# Your goal
Copy the data exactly as it appears, and do not include any pictures.

──────── The data

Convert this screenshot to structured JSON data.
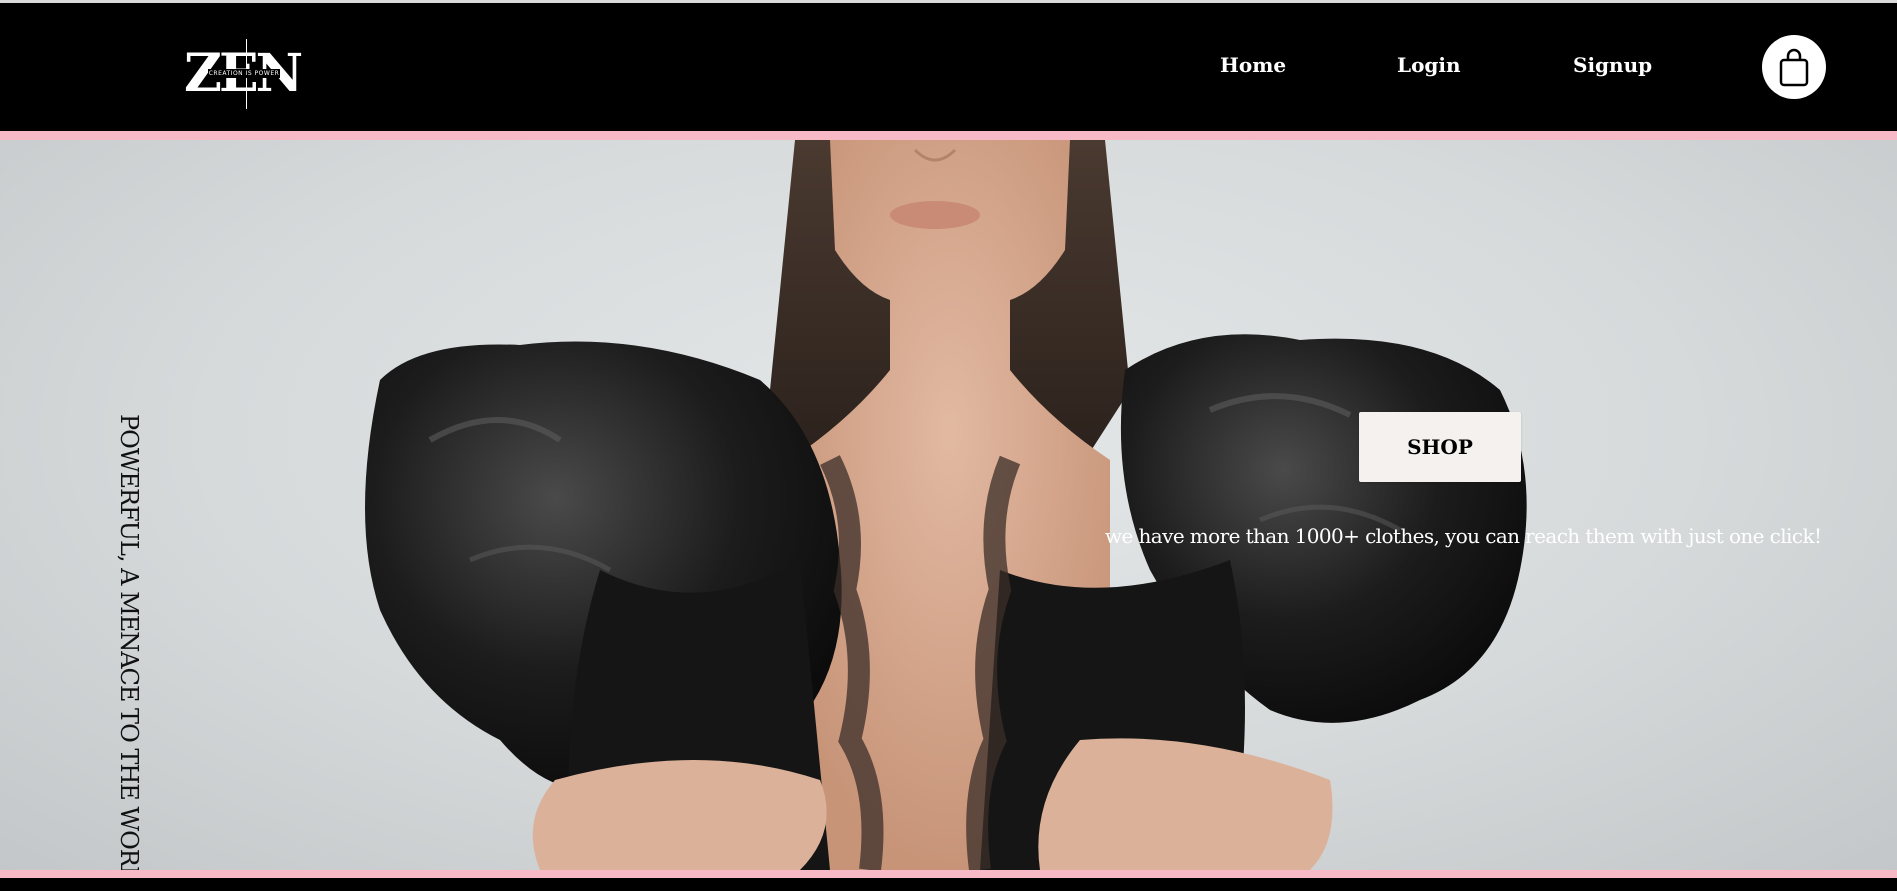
{
  "brand": {
    "logo_text": "ZEN",
    "logo_tagline": "CREATION IS POWER"
  },
  "nav": {
    "items": [
      {
        "label": "Home"
      },
      {
        "label": "Login"
      },
      {
        "label": "Signup"
      }
    ],
    "cart_icon": "shopping-bag-icon"
  },
  "hero": {
    "vertical_text": "POWERFUL, A MENACE TO THE WORLD",
    "shop_label": "SHOP",
    "tagline": "we have more than 1000+ clothes, you can reach them with just one click!",
    "image": "model-in-black-puff-sleeve-jacket"
  },
  "colors": {
    "nav_bg": "#000000",
    "accent_pink": "#f7b9c5",
    "button_bg": "#f4f1ee"
  }
}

────────────────

# Answer to the task
Convert this screenshot to structured JSON data.
{
  "brand": {
    "logo_text": "ZEN",
    "logo_tagline": "CREATION IS POWER"
  },
  "nav": {
    "items": [
      {
        "label": "Home"
      },
      {
        "label": "Login"
      },
      {
        "label": "Signup"
      }
    ],
    "cart_icon": "shopping-bag-icon"
  },
  "hero": {
    "vertical_text": "POWERFUL, A MENACE TO THE WORLD",
    "shop_label": "SHOP",
    "tagline": "we have more than 1000+ clothes, you can reach them with just one click!",
    "image": "model-in-black-puff-sleeve-jacket"
  },
  "colors": {
    "nav_bg": "#000000",
    "accent_pink": "#f7b9c5",
    "button_bg": "#f4f1ee"
  }
}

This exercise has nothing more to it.